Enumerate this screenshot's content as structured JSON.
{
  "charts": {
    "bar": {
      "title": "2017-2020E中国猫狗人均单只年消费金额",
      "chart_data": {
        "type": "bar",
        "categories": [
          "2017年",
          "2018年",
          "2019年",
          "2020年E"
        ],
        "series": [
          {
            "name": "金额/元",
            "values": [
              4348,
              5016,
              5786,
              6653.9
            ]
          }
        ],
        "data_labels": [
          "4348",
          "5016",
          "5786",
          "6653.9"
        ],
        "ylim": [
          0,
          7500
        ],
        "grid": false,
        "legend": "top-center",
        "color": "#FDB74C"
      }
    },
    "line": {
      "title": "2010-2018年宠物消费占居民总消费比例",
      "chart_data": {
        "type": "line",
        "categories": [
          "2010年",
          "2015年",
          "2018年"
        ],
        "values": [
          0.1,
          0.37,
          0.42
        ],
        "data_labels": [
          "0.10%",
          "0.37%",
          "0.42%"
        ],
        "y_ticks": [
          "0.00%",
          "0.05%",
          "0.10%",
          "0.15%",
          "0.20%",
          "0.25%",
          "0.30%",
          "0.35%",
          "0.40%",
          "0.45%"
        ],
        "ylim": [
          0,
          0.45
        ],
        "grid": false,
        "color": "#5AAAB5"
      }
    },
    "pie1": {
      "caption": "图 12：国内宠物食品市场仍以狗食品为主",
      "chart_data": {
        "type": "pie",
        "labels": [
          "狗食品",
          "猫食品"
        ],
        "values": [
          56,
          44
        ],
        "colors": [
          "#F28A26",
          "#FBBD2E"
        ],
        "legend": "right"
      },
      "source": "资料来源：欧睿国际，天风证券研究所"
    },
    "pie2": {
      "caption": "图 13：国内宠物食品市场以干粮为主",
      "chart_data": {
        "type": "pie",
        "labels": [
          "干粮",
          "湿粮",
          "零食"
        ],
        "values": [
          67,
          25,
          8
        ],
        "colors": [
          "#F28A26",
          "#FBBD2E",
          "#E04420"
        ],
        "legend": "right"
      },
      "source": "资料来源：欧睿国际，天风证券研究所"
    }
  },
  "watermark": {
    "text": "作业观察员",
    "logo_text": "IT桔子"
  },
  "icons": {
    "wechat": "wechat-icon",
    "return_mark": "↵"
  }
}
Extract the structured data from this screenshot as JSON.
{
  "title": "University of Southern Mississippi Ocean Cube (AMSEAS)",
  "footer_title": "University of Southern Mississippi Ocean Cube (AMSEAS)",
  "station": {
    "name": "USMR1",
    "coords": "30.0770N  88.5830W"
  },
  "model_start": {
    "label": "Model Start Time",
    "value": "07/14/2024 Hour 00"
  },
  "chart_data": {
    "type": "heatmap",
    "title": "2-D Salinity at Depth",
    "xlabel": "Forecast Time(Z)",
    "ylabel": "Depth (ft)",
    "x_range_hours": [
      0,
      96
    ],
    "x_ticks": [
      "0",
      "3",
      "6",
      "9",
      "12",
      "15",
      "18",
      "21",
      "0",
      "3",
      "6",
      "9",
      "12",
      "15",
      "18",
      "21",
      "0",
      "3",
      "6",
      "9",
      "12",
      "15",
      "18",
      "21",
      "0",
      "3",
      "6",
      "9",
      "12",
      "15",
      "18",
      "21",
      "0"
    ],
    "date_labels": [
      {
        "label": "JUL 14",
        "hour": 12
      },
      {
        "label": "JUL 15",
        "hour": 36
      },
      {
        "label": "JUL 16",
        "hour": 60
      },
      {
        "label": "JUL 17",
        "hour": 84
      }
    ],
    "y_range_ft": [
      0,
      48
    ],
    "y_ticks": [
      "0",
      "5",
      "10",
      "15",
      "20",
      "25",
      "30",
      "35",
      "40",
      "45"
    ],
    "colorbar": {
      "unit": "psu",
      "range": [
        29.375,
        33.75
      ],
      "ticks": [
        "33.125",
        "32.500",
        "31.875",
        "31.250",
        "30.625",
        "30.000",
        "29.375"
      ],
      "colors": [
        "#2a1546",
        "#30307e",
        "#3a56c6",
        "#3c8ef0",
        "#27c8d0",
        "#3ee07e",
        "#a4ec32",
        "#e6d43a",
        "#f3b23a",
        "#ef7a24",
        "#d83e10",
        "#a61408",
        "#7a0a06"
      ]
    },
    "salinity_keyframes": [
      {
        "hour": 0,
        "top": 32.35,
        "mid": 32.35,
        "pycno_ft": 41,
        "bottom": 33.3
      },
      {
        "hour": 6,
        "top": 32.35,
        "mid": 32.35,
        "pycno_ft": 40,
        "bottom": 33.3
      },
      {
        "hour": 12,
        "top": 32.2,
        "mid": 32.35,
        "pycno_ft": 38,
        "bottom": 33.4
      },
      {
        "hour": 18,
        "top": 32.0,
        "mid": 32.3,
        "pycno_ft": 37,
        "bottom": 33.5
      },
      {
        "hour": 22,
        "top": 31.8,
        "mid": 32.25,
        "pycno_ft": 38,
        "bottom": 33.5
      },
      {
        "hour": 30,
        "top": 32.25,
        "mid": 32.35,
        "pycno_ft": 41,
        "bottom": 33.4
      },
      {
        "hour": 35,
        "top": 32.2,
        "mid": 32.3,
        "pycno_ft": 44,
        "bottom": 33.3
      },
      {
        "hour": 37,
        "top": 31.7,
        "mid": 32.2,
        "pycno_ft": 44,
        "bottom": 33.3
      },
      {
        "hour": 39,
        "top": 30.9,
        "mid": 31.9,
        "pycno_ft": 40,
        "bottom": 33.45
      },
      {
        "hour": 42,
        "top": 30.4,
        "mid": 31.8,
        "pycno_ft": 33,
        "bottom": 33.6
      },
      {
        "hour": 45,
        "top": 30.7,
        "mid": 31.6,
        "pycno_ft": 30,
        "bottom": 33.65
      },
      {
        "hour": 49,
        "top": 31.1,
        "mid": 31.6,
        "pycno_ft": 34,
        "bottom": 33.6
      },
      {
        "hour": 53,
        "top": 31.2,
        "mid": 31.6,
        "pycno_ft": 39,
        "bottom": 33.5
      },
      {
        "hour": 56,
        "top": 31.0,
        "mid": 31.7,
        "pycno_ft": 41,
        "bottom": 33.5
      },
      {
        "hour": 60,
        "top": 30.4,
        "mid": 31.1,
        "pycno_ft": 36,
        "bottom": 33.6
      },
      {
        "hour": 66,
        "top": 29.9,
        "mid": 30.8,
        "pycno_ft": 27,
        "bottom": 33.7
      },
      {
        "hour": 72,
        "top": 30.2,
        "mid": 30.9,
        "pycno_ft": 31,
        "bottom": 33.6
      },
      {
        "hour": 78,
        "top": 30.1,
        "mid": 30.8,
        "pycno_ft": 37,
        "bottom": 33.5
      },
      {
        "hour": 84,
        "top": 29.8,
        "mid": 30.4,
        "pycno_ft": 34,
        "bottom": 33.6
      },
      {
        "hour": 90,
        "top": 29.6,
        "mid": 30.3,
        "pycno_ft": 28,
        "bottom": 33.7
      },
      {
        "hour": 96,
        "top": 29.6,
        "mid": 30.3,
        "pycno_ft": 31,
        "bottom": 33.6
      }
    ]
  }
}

###

**DIRECTIONS FOR THIS TASK:**
The listing above must be transcribed exactly, line by line.

**RESULT OF THIS EXERCISE:**
Enumerate this screenshot's content as structured JSON.
{
  "charts": {
    "bar": {
      "title": "2017-2020E中国猫狗人均单只年消费金额",
      "chart_data": {
        "type": "bar",
        "categories": [
          "2017年",
          "2018年",
          "2019年",
          "2020年E"
        ],
        "series": [
          {
            "name": "金额/元",
            "values": [
              4348,
              5016,
              5786,
              6653.9
            ]
          }
        ],
        "data_labels": [
          "4348",
          "5016",
          "5786",
          "6653.9"
        ],
        "ylim": [
          0,
          7500
        ],
        "grid": false,
        "legend": "top-center",
        "color": "#FDB74C"
      }
    },
    "line": {
      "title": "2010-2018年宠物消费占居民总消费比例",
      "chart_data": {
        "type": "line",
        "categories": [
          "2010年",
          "2015年",
          "2018年"
        ],
        "values": [
          0.1,
          0.37,
          0.42
        ],
        "data_labels": [
          "0.10%",
          "0.37%",
          "0.42%"
        ],
        "y_ticks": [
          "0.00%",
          "0.05%",
          "0.10%",
          "0.15%",
          "0.20%",
          "0.25%",
          "0.30%",
          "0.35%",
          "0.40%",
          "0.45%"
        ],
        "ylim": [
          0,
          0.45
        ],
        "grid": false,
        "color": "#5AAAB5"
      }
    },
    "pie1": {
      "caption": "图 12：国内宠物食品市场仍以狗食品为主",
      "chart_data": {
        "type": "pie",
        "labels": [
          "狗食品",
          "猫食品"
        ],
        "values": [
          56,
          44
        ],
        "colors": [
          "#F28A26",
          "#FBBD2E"
        ],
        "legend": "right"
      },
      "source": "资料来源：欧睿国际，天风证券研究所"
    },
    "pie2": {
      "caption": "图 13：国内宠物食品市场以干粮为主",
      "chart_data": {
        "type": "pie",
        "labels": [
          "干粮",
          "湿粮",
          "零食"
        ],
        "values": [
          67,
          25,
          8
        ],
        "colors": [
          "#F28A26",
          "#FBBD2E",
          "#E04420"
        ],
        "legend": "right"
      },
      "source": "资料来源：欧睿国际，天风证券研究所"
    }
  },
  "watermark": {
    "text": "作业观察员",
    "logo_text": "IT桔子"
  },
  "icons": {
    "wechat": "wechat-icon",
    "return_mark": "↵"
  }
}
Extract the structured data from this screenshot as JSON.
{
  "title": "University of Southern Mississippi Ocean Cube (AMSEAS)",
  "footer_title": "University of Southern Mississippi Ocean Cube (AMSEAS)",
  "station": {
    "name": "USMR1",
    "coords": "30.0770N  88.5830W"
  },
  "model_start": {
    "label": "Model Start Time",
    "value": "07/14/2024 Hour 00"
  },
  "chart_data": {
    "type": "heatmap",
    "title": "2-D Salinity at Depth",
    "xlabel": "Forecast Time(Z)",
    "ylabel": "Depth (ft)",
    "x_range_hours": [
      0,
      96
    ],
    "x_ticks": [
      "0",
      "3",
      "6",
      "9",
      "12",
      "15",
      "18",
      "21",
      "0",
      "3",
      "6",
      "9",
      "12",
      "15",
      "18",
      "21",
      "0",
      "3",
      "6",
      "9",
      "12",
      "15",
      "18",
      "21",
      "0",
      "3",
      "6",
      "9",
      "12",
      "15",
      "18",
      "21",
      "0"
    ],
    "date_labels": [
      {
        "label": "JUL 14",
        "hour": 12
      },
      {
        "label": "JUL 15",
        "hour": 36
      },
      {
        "label": "JUL 16",
        "hour": 60
      },
      {
        "label": "JUL 17",
        "hour": 84
      }
    ],
    "y_range_ft": [
      0,
      48
    ],
    "y_ticks": [
      "0",
      "5",
      "10",
      "15",
      "20",
      "25",
      "30",
      "35",
      "40",
      "45"
    ],
    "colorbar": {
      "unit": "psu",
      "range": [
        29.375,
        33.75
      ],
      "ticks": [
        "33.125",
        "32.500",
        "31.875",
        "31.250",
        "30.625",
        "30.000",
        "29.375"
      ],
      "colors": [
        "#2a1546",
        "#30307e",
        "#3a56c6",
        "#3c8ef0",
        "#27c8d0",
        "#3ee07e",
        "#a4ec32",
        "#e6d43a",
        "#f3b23a",
        "#ef7a24",
        "#d83e10",
        "#a61408",
        "#7a0a06"
      ]
    },
    "salinity_keyframes": [
      {
        "hour": 0,
        "top": 32.35,
        "mid": 32.35,
        "pycno_ft": 41,
        "bottom": 33.3
      },
      {
        "hour": 6,
        "top": 32.35,
        "mid": 32.35,
        "pycno_ft": 40,
        "bottom": 33.3
      },
      {
        "hour": 12,
        "top": 32.2,
        "mid": 32.35,
        "pycno_ft": 38,
        "bottom": 33.4
      },
      {
        "hour": 18,
        "top": 32.0,
        "mid": 32.3,
        "pycno_ft": 37,
        "bottom": 33.5
      },
      {
        "hour": 22,
        "top": 31.8,
        "mid": 32.25,
        "pycno_ft": 38,
        "bottom": 33.5
      },
      {
        "hour": 30,
        "top": 32.25,
        "mid": 32.35,
        "pycno_ft": 41,
        "bottom": 33.4
      },
      {
        "hour": 35,
        "top": 32.2,
        "mid": 32.3,
        "pycno_ft": 44,
        "bottom": 33.3
      },
      {
        "hour": 37,
        "top": 31.7,
        "mid": 32.2,
        "pycno_ft": 44,
        "bottom": 33.3
      },
      {
        "hour": 39,
        "top": 30.9,
        "mid": 31.9,
        "pycno_ft": 40,
        "bottom": 33.45
      },
      {
        "hour": 42,
        "top": 30.4,
        "mid": 31.8,
        "pycno_ft": 33,
        "bottom": 33.6
      },
      {
        "hour": 45,
        "top": 30.7,
        "mid": 31.6,
        "pycno_ft": 30,
        "bottom": 33.65
      },
      {
        "hour": 49,
        "top": 31.1,
        "mid": 31.6,
        "pycno_ft": 34,
        "bottom": 33.6
      },
      {
        "hour": 53,
        "top": 31.2,
        "mid": 31.6,
        "pycno_ft": 39,
        "bottom": 33.5
      },
      {
        "hour": 56,
        "top": 31.0,
        "mid": 31.7,
        "pycno_ft": 41,
        "bottom": 33.5
      },
      {
        "hour": 60,
        "top": 30.4,
        "mid": 31.1,
        "pycno_ft": 36,
        "bottom": 33.6
      },
      {
        "hour": 66,
        "top": 29.9,
        "mid": 30.8,
        "pycno_ft": 27,
        "bottom": 33.7
      },
      {
        "hour": 72,
        "top": 30.2,
        "mid": 30.9,
        "pycno_ft": 31,
        "bottom": 33.6
      },
      {
        "hour": 78,
        "top": 30.1,
        "mid": 30.8,
        "pycno_ft": 37,
        "bottom": 33.5
      },
      {
        "hour": 84,
        "top": 29.8,
        "mid": 30.4,
        "pycno_ft": 34,
        "bottom": 33.6
      },
      {
        "hour": 90,
        "top": 29.6,
        "mid": 30.3,
        "pycno_ft": 28,
        "bottom": 33.7
      },
      {
        "hour": 96,
        "top": 29.6,
        "mid": 30.3,
        "pycno_ft": 31,
        "bottom": 33.6
      }
    ]
  }
}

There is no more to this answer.